### What is being asked:
Without changing a character, return the entries, but not the images they hold.

==== Supplied material

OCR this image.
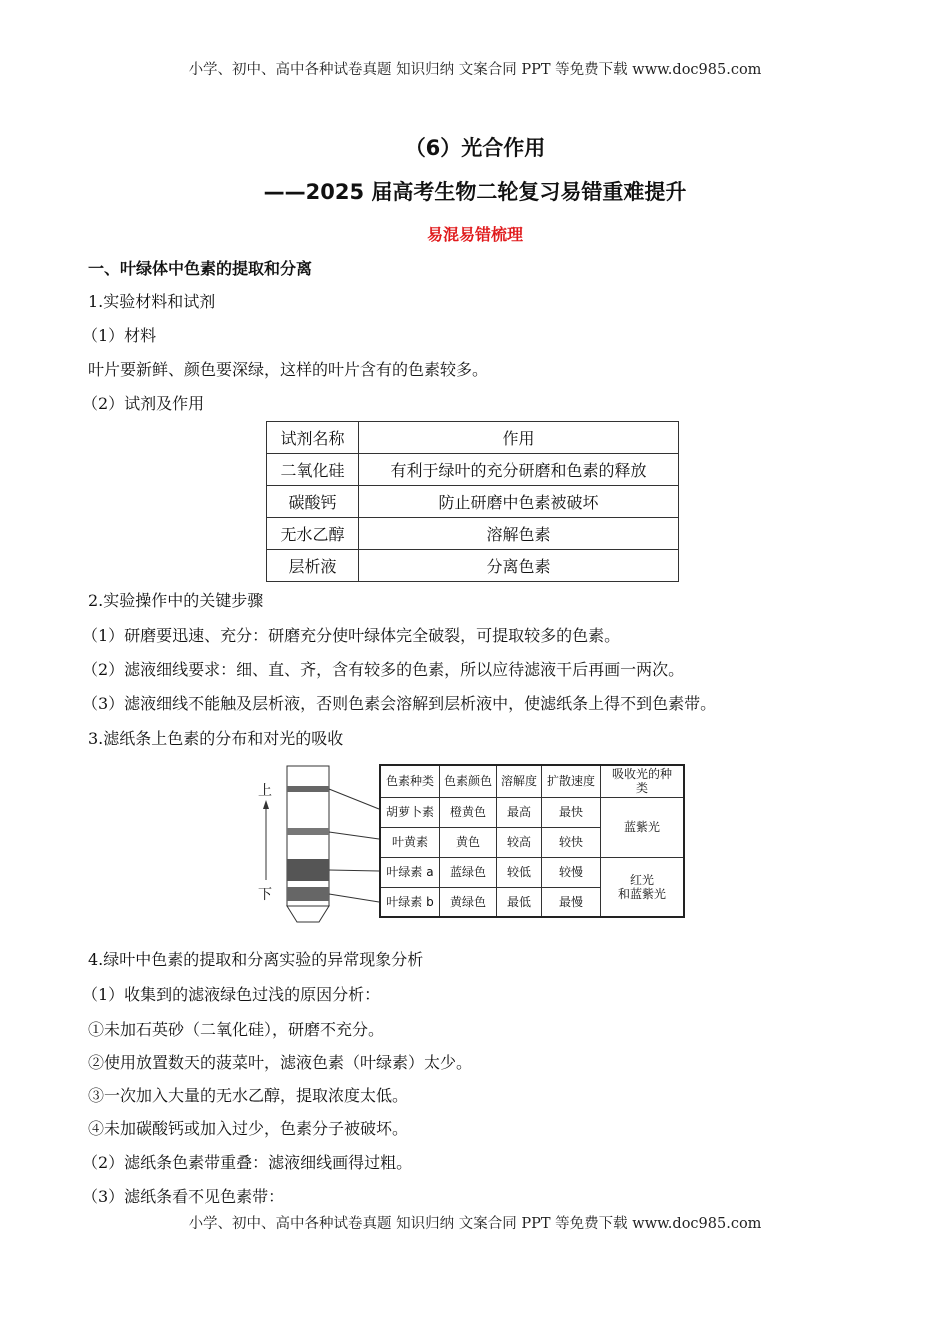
小学、初中、高中各种试卷真题 知识归纳 文案合同 PPT 等免费下载 www.doc985.com
（6）光合作用
——2025 届高考生物二轮复习易错重难提升
易混易错梳理
一、叶绿体中色素的提取和分离
1.实验材料和试剂
（1）材料
叶片要新鲜、颜色要深绿，这样的叶片含有的色素较多。
（2）试剂及作用
试剂名称	作用
二氧化硅	有利于绿叶的充分研磨和色素的释放
碳酸钙	防止研磨中色素被破坏
无水乙醇	溶解色素
层析液	分离色素
2.实验操作中的关键步骤
（1）研磨要迅速、充分：研磨充分使叶绿体完全破裂，可提取较多的色素。
（2）滤液细线要求：细、直、齐，含有较多的色素，所以应待滤液干后再画一两次。
（3）滤液细线不能触及层析液，否则色素会溶解到层析液中，使滤纸条上得不到色素带。
3.滤纸条上色素的分布和对光的吸收
上
下
色素种类	色素颜色	溶解度	扩散速度	吸收光的种类
胡萝卜素	橙黄色	最高	最快	蓝紫光
叶黄素	黄色	较高	较快	
叶绿素 a	蓝绿色	较低	较慢	红光
和蓝紫光

叶绿素 b	黄绿色	最低	最慢	
4.绿叶中色素的提取和分离实验的异常现象分析
（1）收集到的滤液绿色过浅的原因分析：
①未加石英砂（二氧化硅），研磨不充分。
②使用放置数天的菠菜叶，滤液色素（叶绿素）太少。
③一次加入大量的无水乙醇，提取浓度太低。
④未加碳酸钙或加入过少，色素分子被破坏。
（2）滤纸条色素带重叠：滤液细线画得过粗。
（3）滤纸条看不见色素带：
小学、初中、高中各种试卷真题 知识归纳 文案合同 PPT 等免费下载 www.doc985.com
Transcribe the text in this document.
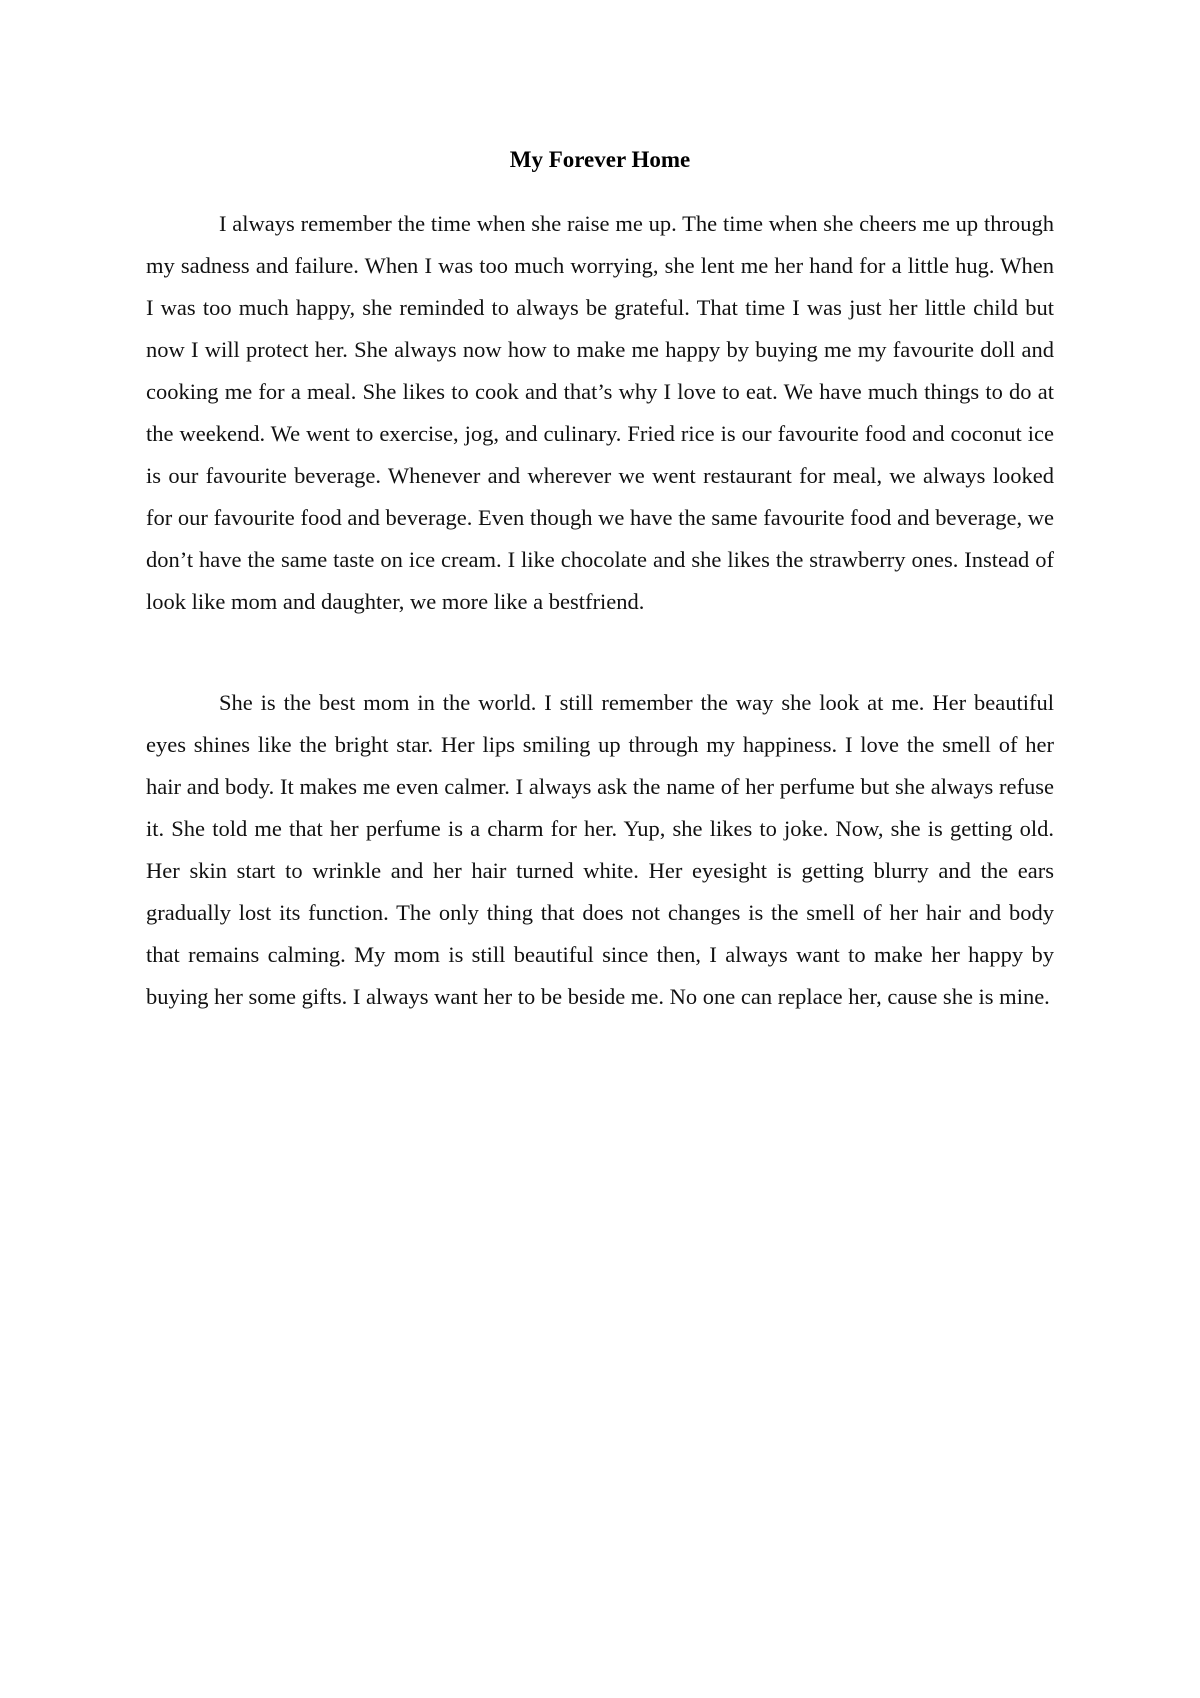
My Forever Home

I always remember the time when she raise me up. The time when she cheers me up through my sadness and failure. When I was too much worrying, she lent me her hand for a little hug. When I was too much happy, she reminded to always be grateful. That time I was just her little child but now I will protect her. She always now how to make me happy by buying me my favourite doll and cooking me for a meal. She likes to cook and that’s why I love to eat. We have much things to do at the weekend. We went to exercise, jog, and culinary. Fried rice is our favourite food and coconut ice is our favourite beverage. Whenever and wherever we went restaurant for meal, we always looked for our favourite food and beverage. Even though we have the same favourite food and beverage, we don’t have the same taste on ice cream. I like chocolate and she likes the strawberry ones. Instead of look like mom and daughter, we more like a bestfriend.

She is the best mom in the world. I still remember the way she look at me. Her beautiful eyes shines like the bright star. Her lips smiling up through my happiness. I love the smell of her hair and body. It makes me even calmer. I always ask the name of her perfume but she always refuse it. She told me that her perfume is a charm for her. Yup, she likes to joke. Now, she is getting old. Her skin start to wrinkle and her hair turned white. Her eyesight is getting blurry and the ears gradually lost its function. The only thing that does not changes is the smell of her hair and body that remains calming. My mom is still beautiful since then, I always want to make her happy by buying her some gifts. I always want her to be beside me. No one can replace her, cause she is mine.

========

### The result:
OCR this image.
小学、初中、高中各种试卷真题 知识归纳 文案合同 PPT 等免费下载 www.doc985.com
（6）光合作用
——2025 届高考生物二轮复习易错重难提升
易混易错梳理
一、叶绿体中色素的提取和分离
1.实验材料和试剂
（1）材料
叶片要新鲜、颜色要深绿，这样的叶片含有的色素较多。
（2）试剂及作用
试剂名称	作用
二氧化硅	有利于绿叶的充分研磨和色素的释放
碳酸钙	防止研磨中色素被破坏
无水乙醇	溶解色素
层析液	分离色素
2.实验操作中的关键步骤
（1）研磨要迅速、充分：研磨充分使叶绿体完全破裂，可提取较多的色素。
（2）滤液细线要求：细、直、齐，含有较多的色素，所以应待滤液干后再画一两次。
（3）滤液细线不能触及层析液，否则色素会溶解到层析液中，使滤纸条上得不到色素带。
3.滤纸条上色素的分布和对光的吸收
上
下
色素种类	色素颜色	溶解度	扩散速度	吸收光的种类
胡萝卜素	橙黄色	最高	最快	蓝紫光
叶黄素	黄色	较高	较快	
叶绿素 a	蓝绿色	较低	较慢	红光
和蓝紫光

叶绿素 b	黄绿色	最低	最慢	
4.绿叶中色素的提取和分离实验的异常现象分析
（1）收集到的滤液绿色过浅的原因分析：
①未加石英砂（二氧化硅），研磨不充分。
②使用放置数天的菠菜叶，滤液色素（叶绿素）太少。
③一次加入大量的无水乙醇，提取浓度太低。
④未加碳酸钙或加入过少，色素分子被破坏。
（2）滤纸条色素带重叠：滤液细线画得过粗。
（3）滤纸条看不见色素带：
小学、初中、高中各种试卷真题 知识归纳 文案合同 PPT 等免费下载 www.doc985.com
Transcribe the text in this document.
My Forever Home

I always remember the time when she raise me up. The time when she cheers me up through my sadness and failure. When I was too much worrying, she lent me her hand for a little hug. When I was too much happy, she reminded to always be grateful. That time I was just her little child but now I will protect her. She always now how to make me happy by buying me my favourite doll and cooking me for a meal. She likes to cook and that’s why I love to eat. We have much things to do at the weekend. We went to exercise, jog, and culinary. Fried rice is our favourite food and coconut ice is our favourite beverage. Whenever and wherever we went restaurant for meal, we always looked for our favourite food and beverage. Even though we have the same favourite food and beverage, we don’t have the same taste on ice cream. I like chocolate and she likes the strawberry ones. Instead of look like mom and daughter, we more like a bestfriend.

She is the best mom in the world. I still remember the way she look at me. Her beautiful eyes shines like the bright star. Her lips smiling up through my happiness. I love the smell of her hair and body. It makes me even calmer. I always ask the name of her perfume but she always refuse it. She told me that her perfume is a charm for her. Yup, she likes to joke. Now, she is getting old. Her skin start to wrinkle and her hair turned white. Her eyesight is getting blurry and the ears gradually lost its function. The only thing that does not changes is the smell of her hair and body that remains calming. My mom is still beautiful since then, I always want to make her happy by buying her some gifts. I always want her to be beside me. No one can replace her, cause she is mine.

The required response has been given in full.